■ **Directive**
Gather, from the data below, each line in which the word "Removed" occurs.

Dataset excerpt

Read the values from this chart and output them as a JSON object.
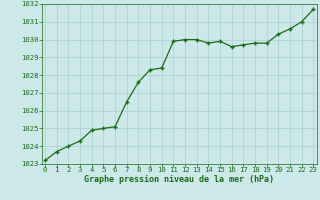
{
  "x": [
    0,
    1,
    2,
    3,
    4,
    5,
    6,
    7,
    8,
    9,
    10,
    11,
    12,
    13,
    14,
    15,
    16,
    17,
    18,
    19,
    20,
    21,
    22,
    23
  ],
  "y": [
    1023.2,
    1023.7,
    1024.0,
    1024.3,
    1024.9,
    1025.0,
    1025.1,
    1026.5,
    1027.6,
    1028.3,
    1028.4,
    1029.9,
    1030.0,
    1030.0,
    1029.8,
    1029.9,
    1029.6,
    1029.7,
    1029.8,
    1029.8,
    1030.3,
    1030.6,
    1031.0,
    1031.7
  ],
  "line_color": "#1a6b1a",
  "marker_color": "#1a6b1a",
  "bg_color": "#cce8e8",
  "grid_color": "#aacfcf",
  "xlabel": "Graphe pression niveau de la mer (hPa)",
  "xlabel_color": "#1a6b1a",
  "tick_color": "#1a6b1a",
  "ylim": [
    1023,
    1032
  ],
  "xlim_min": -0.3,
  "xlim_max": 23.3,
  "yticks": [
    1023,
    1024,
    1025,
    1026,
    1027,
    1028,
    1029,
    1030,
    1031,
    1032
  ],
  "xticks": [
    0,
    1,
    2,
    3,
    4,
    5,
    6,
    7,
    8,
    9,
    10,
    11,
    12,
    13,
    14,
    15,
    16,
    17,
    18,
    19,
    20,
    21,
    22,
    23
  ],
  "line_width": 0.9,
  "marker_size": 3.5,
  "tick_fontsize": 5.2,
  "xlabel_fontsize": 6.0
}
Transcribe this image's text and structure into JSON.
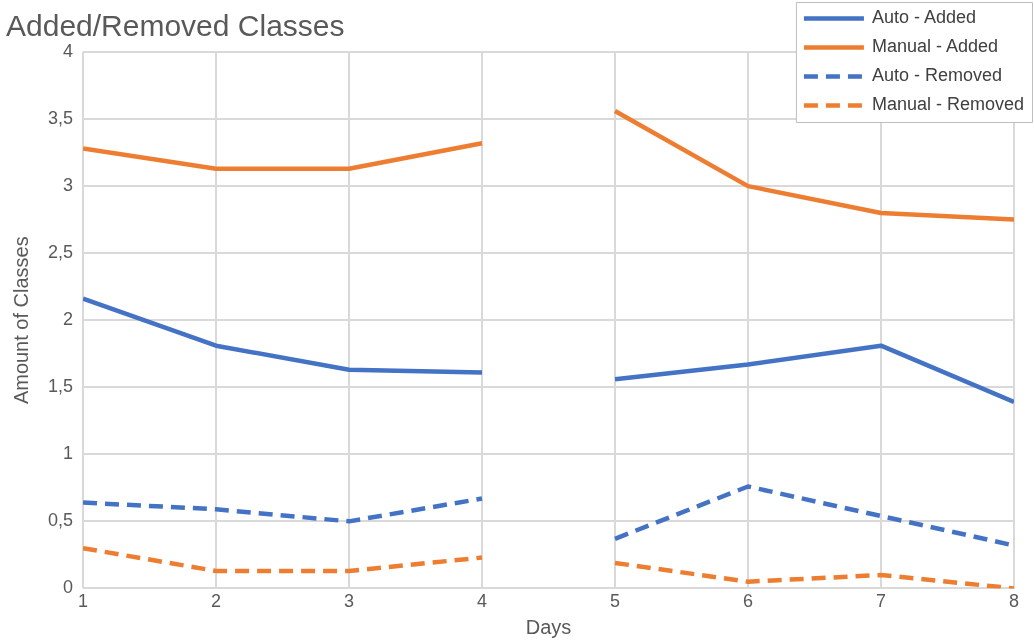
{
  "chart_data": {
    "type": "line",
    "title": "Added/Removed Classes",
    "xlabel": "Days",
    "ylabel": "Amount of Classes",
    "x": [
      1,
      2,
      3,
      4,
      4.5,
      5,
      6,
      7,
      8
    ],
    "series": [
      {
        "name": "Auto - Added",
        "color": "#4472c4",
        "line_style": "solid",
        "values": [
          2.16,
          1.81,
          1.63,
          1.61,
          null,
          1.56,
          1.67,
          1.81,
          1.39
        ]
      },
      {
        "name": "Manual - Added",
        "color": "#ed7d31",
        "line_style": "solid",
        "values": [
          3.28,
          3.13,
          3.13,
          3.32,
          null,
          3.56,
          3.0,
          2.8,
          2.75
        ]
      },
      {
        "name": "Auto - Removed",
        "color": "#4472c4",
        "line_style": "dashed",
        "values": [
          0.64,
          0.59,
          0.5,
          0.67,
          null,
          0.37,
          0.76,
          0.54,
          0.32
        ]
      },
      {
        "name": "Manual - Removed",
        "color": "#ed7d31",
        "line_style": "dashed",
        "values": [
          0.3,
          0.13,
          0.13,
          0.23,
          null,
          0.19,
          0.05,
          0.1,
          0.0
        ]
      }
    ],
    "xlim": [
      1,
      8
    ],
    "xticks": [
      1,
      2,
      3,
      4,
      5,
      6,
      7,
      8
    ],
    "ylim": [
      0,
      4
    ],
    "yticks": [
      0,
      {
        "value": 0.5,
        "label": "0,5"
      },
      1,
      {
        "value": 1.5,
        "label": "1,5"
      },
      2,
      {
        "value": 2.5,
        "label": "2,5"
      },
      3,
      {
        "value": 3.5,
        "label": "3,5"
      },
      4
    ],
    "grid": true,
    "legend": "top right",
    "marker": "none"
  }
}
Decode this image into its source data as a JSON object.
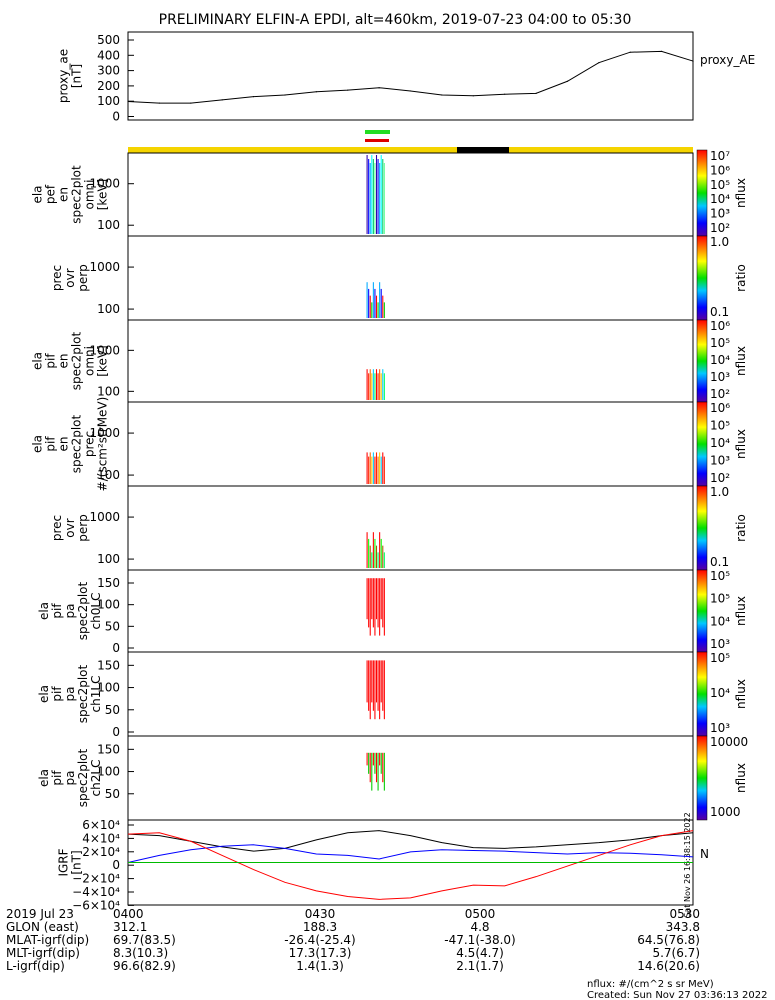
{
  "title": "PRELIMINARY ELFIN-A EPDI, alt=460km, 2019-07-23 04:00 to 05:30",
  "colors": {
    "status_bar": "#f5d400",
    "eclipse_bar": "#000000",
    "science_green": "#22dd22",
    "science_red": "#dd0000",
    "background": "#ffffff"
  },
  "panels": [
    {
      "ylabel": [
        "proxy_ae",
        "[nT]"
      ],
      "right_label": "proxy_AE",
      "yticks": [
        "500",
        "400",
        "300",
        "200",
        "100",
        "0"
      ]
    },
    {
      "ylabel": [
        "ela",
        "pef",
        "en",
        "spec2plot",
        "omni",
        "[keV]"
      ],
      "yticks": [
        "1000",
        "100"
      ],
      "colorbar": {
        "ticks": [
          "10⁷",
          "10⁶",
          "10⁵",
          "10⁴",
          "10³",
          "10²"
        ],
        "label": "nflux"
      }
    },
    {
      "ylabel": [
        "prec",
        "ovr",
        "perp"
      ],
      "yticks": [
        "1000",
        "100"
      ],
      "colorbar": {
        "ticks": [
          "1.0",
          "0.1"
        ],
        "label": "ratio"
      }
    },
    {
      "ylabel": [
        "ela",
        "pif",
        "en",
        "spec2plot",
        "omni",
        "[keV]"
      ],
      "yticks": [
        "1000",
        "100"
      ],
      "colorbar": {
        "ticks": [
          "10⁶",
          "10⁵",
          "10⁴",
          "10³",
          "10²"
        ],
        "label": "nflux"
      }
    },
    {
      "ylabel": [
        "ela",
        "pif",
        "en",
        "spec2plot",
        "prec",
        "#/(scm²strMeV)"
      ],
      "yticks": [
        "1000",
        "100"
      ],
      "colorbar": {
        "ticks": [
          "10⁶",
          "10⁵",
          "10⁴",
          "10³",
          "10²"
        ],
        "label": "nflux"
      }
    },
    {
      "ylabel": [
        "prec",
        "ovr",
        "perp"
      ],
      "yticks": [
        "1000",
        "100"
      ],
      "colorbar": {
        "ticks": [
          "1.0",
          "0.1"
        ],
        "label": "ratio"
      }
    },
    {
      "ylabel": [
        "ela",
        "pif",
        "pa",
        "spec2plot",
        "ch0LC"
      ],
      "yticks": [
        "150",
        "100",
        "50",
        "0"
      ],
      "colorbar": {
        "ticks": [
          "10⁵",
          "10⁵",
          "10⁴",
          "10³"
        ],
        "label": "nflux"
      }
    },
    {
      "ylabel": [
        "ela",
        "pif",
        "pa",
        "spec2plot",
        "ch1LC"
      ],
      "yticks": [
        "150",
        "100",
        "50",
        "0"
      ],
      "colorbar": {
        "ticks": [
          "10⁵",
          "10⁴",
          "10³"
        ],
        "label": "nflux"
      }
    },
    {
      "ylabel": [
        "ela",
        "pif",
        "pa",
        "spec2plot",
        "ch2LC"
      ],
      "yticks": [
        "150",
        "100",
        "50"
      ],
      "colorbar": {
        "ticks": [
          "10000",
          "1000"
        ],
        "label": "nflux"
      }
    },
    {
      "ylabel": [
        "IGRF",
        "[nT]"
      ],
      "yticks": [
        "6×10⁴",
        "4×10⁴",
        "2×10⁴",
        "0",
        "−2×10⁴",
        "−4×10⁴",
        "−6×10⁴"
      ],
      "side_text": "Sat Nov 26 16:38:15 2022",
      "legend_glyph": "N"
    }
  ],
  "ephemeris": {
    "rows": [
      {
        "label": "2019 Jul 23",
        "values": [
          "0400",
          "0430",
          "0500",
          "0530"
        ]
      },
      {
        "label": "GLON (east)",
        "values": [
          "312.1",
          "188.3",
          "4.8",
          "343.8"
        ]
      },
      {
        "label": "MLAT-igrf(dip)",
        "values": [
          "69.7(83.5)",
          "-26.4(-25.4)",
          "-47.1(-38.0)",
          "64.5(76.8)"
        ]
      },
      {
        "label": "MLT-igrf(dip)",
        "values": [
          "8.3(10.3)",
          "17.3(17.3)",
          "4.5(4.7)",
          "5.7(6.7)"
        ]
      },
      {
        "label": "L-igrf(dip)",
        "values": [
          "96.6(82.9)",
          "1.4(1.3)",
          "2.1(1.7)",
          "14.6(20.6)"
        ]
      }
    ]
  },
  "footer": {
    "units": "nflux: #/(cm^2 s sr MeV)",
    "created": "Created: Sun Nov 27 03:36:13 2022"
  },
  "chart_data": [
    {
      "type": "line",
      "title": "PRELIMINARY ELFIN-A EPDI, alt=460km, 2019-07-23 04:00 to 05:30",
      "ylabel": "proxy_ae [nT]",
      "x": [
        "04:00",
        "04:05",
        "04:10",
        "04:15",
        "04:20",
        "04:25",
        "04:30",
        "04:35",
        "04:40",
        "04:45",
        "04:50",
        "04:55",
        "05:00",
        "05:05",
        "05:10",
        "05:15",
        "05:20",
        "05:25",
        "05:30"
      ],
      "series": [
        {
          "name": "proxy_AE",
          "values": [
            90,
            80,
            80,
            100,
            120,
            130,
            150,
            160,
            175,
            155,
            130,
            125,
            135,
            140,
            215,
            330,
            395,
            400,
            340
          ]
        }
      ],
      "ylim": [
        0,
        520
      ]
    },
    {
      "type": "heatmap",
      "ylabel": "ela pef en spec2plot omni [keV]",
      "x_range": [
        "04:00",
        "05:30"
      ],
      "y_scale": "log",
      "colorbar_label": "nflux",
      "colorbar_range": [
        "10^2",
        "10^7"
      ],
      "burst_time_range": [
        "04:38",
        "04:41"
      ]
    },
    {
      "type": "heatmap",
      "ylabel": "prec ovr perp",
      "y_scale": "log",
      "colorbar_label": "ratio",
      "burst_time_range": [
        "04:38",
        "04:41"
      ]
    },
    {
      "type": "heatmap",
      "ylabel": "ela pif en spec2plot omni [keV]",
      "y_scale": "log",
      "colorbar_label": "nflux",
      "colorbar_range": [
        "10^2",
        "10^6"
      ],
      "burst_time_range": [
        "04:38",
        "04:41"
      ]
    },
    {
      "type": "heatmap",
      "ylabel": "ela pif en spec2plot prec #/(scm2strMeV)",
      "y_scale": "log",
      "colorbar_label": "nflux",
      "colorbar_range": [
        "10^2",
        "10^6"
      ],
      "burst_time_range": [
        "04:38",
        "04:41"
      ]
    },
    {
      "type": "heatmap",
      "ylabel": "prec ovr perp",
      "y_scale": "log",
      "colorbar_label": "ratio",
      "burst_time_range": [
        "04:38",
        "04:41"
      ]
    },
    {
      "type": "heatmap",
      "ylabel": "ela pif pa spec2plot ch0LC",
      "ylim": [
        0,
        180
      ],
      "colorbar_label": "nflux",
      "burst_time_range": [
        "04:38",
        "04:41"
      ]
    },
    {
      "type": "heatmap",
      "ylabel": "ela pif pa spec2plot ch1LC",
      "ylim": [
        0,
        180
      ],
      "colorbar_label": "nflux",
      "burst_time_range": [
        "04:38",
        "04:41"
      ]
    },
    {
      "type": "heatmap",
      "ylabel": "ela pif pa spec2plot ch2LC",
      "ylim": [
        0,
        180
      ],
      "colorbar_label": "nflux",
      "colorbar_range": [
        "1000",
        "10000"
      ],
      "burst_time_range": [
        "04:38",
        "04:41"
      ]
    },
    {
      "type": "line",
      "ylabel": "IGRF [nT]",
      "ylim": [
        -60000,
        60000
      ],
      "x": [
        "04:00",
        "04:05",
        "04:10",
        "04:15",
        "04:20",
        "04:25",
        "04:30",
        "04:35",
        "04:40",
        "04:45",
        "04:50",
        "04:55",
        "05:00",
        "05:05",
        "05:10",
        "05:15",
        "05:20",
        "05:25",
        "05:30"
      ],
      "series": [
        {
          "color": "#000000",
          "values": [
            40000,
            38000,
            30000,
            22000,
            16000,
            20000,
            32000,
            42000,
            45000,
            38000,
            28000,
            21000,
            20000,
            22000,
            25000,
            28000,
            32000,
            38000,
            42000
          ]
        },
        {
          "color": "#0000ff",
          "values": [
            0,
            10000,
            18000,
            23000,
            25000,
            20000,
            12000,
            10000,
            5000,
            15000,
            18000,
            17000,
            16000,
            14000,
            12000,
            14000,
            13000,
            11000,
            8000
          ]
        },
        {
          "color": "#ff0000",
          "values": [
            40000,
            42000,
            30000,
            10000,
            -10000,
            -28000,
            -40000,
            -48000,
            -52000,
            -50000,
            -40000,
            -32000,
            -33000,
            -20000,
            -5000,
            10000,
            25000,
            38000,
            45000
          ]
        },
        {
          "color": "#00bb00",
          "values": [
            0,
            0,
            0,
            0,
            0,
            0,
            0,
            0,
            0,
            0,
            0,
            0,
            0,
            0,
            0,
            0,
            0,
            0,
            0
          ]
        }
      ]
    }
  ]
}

■ **Exercise answer**
    "title": "Added/Removed Classes",
        "name": "Auto - Removed",
        "name": "Manual - Removed",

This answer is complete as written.